>> begin Input records

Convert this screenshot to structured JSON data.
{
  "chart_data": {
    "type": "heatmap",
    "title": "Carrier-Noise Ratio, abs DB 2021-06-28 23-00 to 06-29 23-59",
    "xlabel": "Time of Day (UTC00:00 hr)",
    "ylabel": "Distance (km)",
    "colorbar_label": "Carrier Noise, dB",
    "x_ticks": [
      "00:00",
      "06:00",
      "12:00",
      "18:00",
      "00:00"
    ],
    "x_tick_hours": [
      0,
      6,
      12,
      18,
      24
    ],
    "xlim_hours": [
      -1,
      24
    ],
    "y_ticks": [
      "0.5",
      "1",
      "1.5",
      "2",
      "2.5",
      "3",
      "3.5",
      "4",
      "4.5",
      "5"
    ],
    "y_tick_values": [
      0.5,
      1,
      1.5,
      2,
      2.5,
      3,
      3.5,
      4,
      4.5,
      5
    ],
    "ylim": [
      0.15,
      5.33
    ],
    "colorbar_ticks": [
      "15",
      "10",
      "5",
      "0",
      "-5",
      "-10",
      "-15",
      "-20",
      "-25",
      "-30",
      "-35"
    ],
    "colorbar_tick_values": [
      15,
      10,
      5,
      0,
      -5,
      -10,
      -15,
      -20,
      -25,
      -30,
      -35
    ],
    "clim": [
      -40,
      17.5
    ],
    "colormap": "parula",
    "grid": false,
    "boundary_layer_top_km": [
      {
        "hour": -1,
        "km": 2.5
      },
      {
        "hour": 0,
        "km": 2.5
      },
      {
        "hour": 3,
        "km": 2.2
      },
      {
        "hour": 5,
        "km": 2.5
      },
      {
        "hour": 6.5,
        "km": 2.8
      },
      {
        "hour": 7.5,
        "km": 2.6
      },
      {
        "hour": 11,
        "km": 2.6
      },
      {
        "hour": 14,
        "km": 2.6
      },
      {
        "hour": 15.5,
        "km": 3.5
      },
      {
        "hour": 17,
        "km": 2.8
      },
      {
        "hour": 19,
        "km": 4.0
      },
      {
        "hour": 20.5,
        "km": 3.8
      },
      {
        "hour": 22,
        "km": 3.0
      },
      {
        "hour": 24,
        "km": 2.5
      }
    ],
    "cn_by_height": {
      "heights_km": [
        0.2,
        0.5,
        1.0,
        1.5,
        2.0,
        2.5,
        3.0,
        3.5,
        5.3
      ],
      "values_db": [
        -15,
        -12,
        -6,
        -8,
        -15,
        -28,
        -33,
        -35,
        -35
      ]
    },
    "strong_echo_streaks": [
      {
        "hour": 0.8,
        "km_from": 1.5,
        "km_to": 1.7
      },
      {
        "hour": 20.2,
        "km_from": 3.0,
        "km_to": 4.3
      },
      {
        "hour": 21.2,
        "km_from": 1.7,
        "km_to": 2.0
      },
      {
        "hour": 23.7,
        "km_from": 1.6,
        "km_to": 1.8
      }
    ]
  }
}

>> end Input records

[Problem description] Pick out the lines that have the word "Carrier". Copy them all.

[Output for this task]
    "title": "Carrier-Noise Ratio, abs DB 2021-06-28 23-00 to 06-29 23-59",
    "colorbar_label": "Carrier Noise, dB",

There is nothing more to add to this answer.